● STATED EXERCISE
Leave every picture out and write out the records below exactly.

_ _ _ _ _

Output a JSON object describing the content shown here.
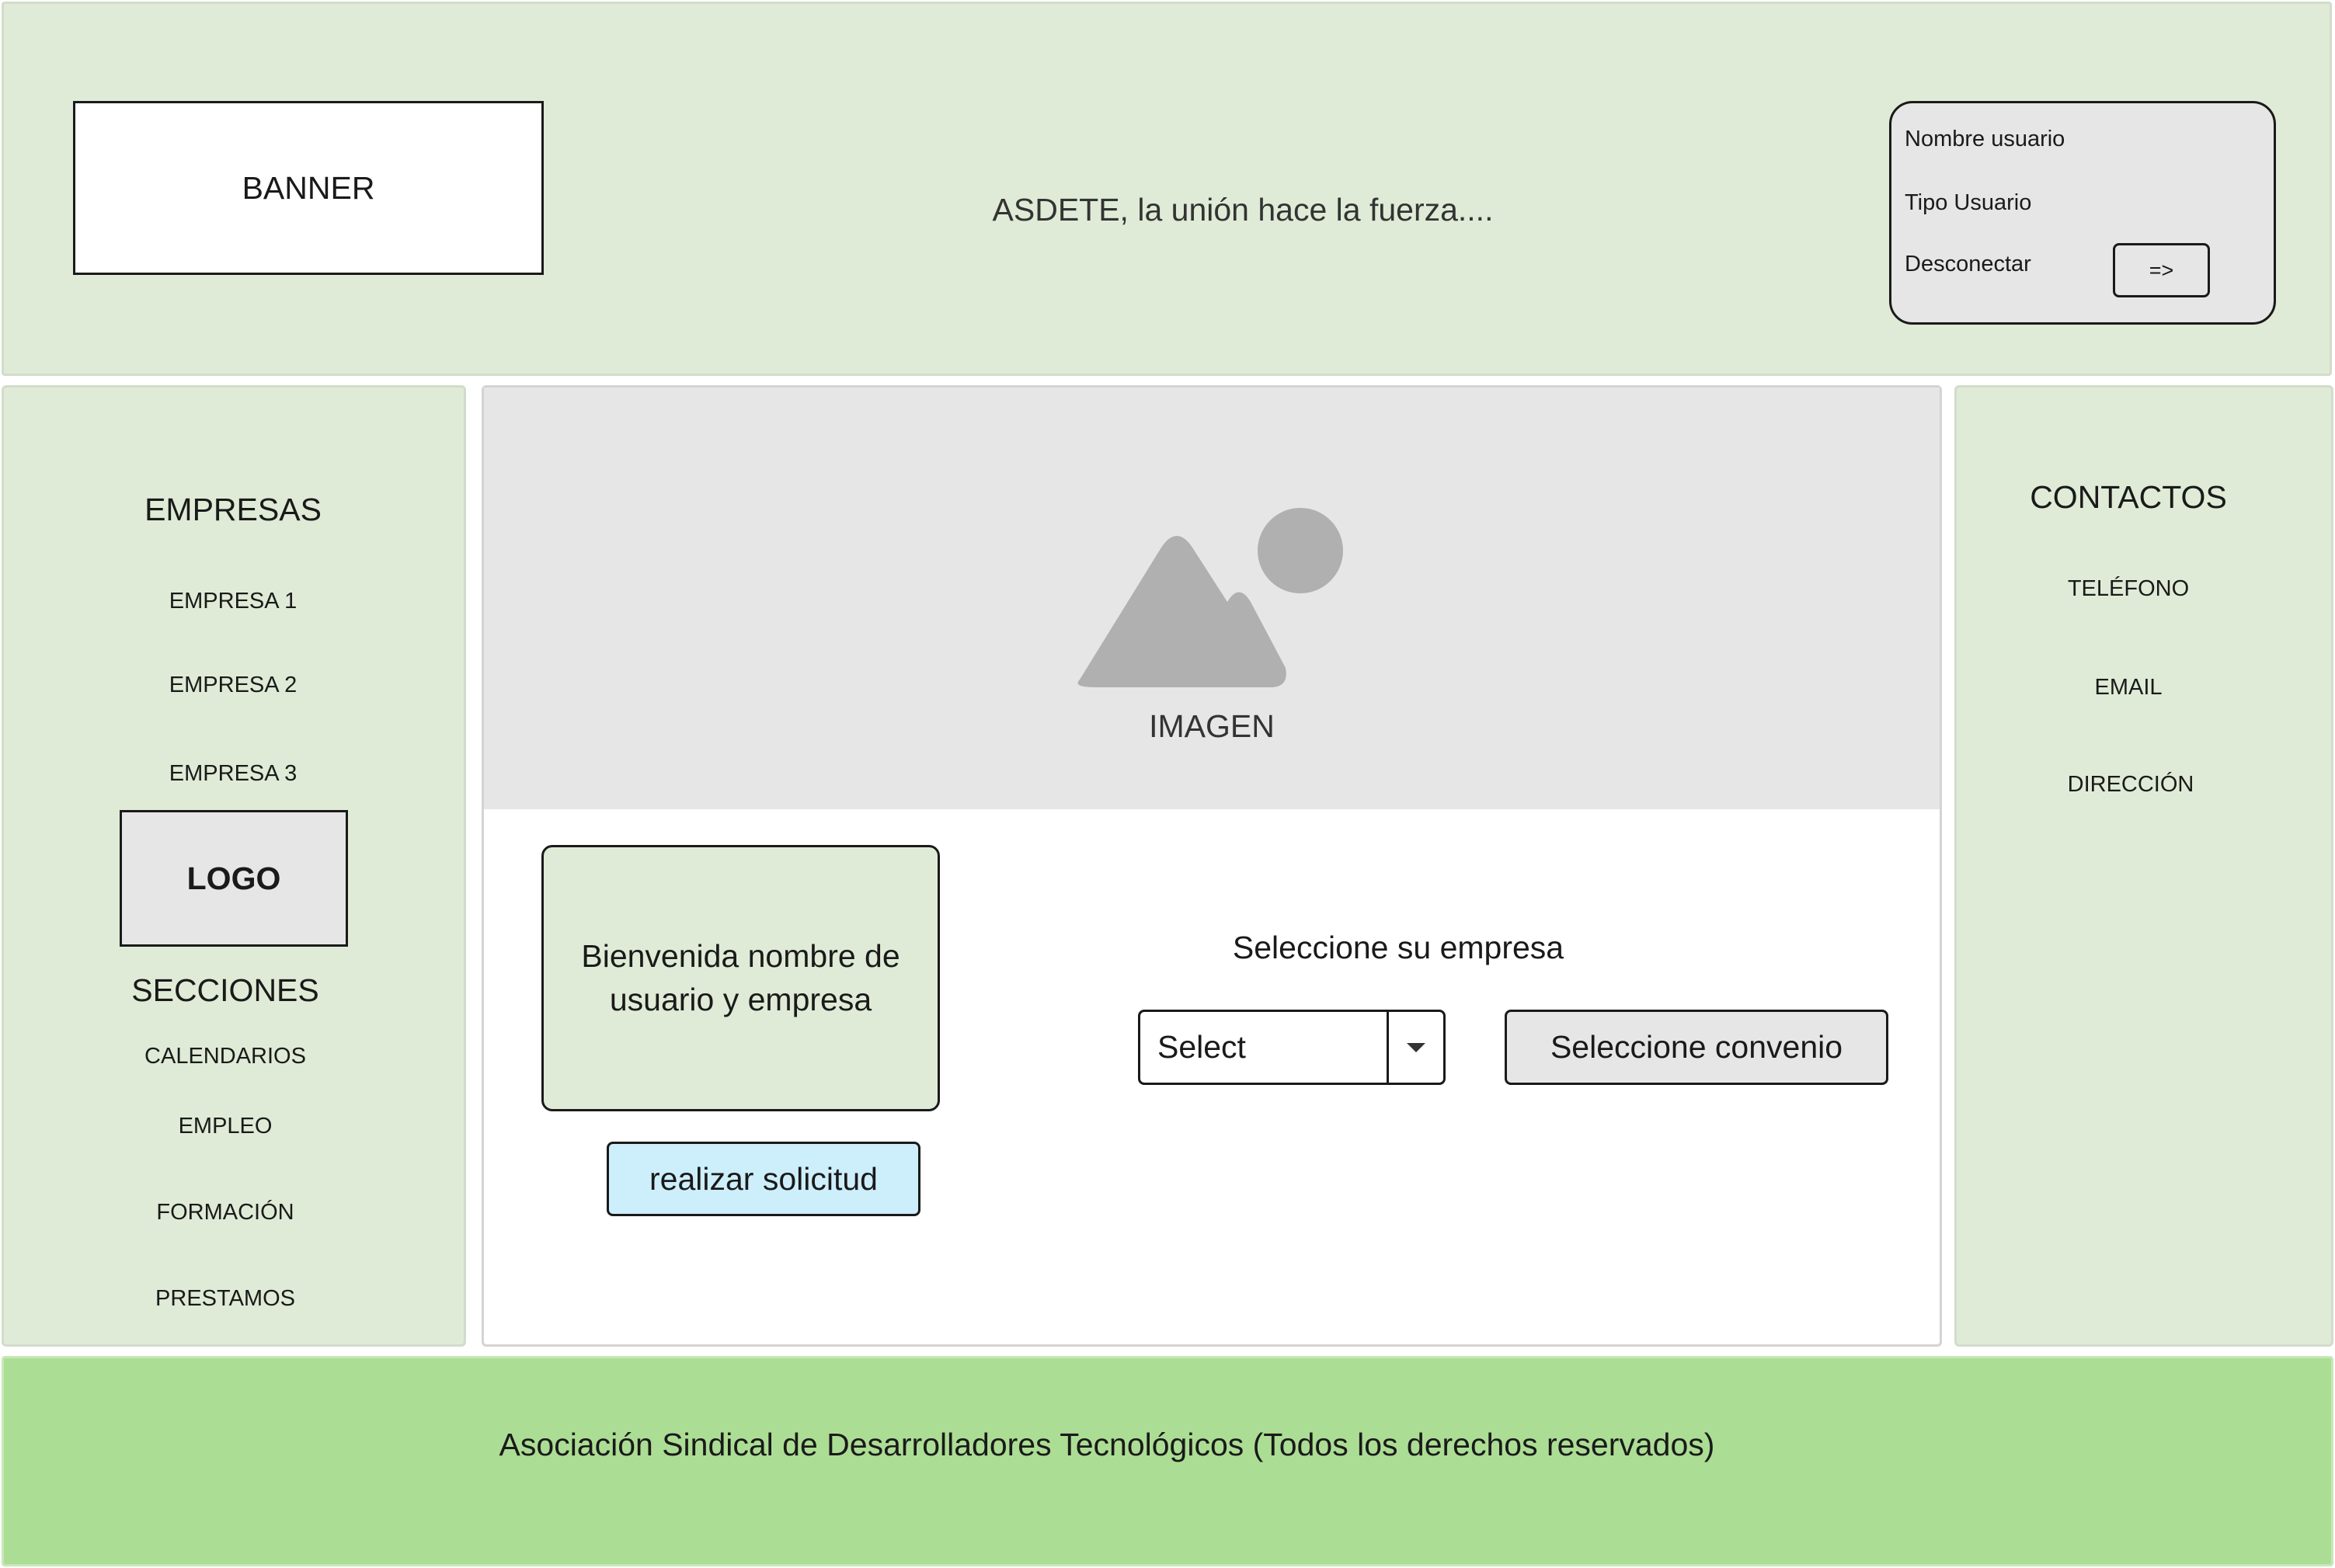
{
  "header": {
    "banner_label": "BANNER",
    "tagline": "ASDETE, la unión hace la fuerza....",
    "user": {
      "name_label": "Nombre usuario",
      "type_label": "Tipo Usuario",
      "logout_label": "Desconectar",
      "logout_button": "=>"
    }
  },
  "left_sidebar": {
    "companies_heading": "EMPRESAS",
    "companies": [
      "EMPRESA 1",
      "EMPRESA 2",
      "EMPRESA 3"
    ],
    "logo_label": "LOGO",
    "sections_heading": "SECCIONES",
    "sections": [
      "CALENDARIOS",
      "EMPLEO",
      "FORMACIÓN",
      "PRESTAMOS"
    ]
  },
  "main": {
    "image_label": "IMAGEN",
    "welcome_text": "Bienvenida nombre de usuario y empresa",
    "request_button": "realizar solicitud",
    "select_label": "Seleccione su empresa",
    "select_value": "Select",
    "convenio_button": "Seleccione convenio"
  },
  "right_sidebar": {
    "heading": "CONTACTOS",
    "items": [
      "TELÉFONO",
      "EMAIL",
      "DIRECCIÓN"
    ]
  },
  "footer": {
    "text": "Asociación Sindical de Desarrolladores Tecnológicos (Todos los derechos reservados)"
  },
  "colors": {
    "light_green": "#dfebd6",
    "footer_green": "#acdd94",
    "gray_panel": "#e6e6e6",
    "light_blue_button": "#cdeffc",
    "image_placeholder": "#b0b0b0"
  },
  "icons": {
    "image_placeholder": "image-placeholder-icon",
    "dropdown": "caret-down-icon"
  }
}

_ _ _ _ _

● REPLY TO THE TASK
Output a JSON object describing the content shown here.
{
  "header": {
    "banner_label": "BANNER",
    "tagline": "ASDETE, la unión hace la fuerza....",
    "user": {
      "name_label": "Nombre usuario",
      "type_label": "Tipo Usuario",
      "logout_label": "Desconectar",
      "logout_button": "=>"
    }
  },
  "left_sidebar": {
    "companies_heading": "EMPRESAS",
    "companies": [
      "EMPRESA 1",
      "EMPRESA 2",
      "EMPRESA 3"
    ],
    "logo_label": "LOGO",
    "sections_heading": "SECCIONES",
    "sections": [
      "CALENDARIOS",
      "EMPLEO",
      "FORMACIÓN",
      "PRESTAMOS"
    ]
  },
  "main": {
    "image_label": "IMAGEN",
    "welcome_text": "Bienvenida nombre de usuario y empresa",
    "request_button": "realizar solicitud",
    "select_label": "Seleccione su empresa",
    "select_value": "Select",
    "convenio_button": "Seleccione convenio"
  },
  "right_sidebar": {
    "heading": "CONTACTOS",
    "items": [
      "TELÉFONO",
      "EMAIL",
      "DIRECCIÓN"
    ]
  },
  "footer": {
    "text": "Asociación Sindical de Desarrolladores Tecnológicos (Todos los derechos reservados)"
  },
  "colors": {
    "light_green": "#dfebd6",
    "footer_green": "#acdd94",
    "gray_panel": "#e6e6e6",
    "light_blue_button": "#cdeffc",
    "image_placeholder": "#b0b0b0"
  },
  "icons": {
    "image_placeholder": "image-placeholder-icon",
    "dropdown": "caret-down-icon"
  }
}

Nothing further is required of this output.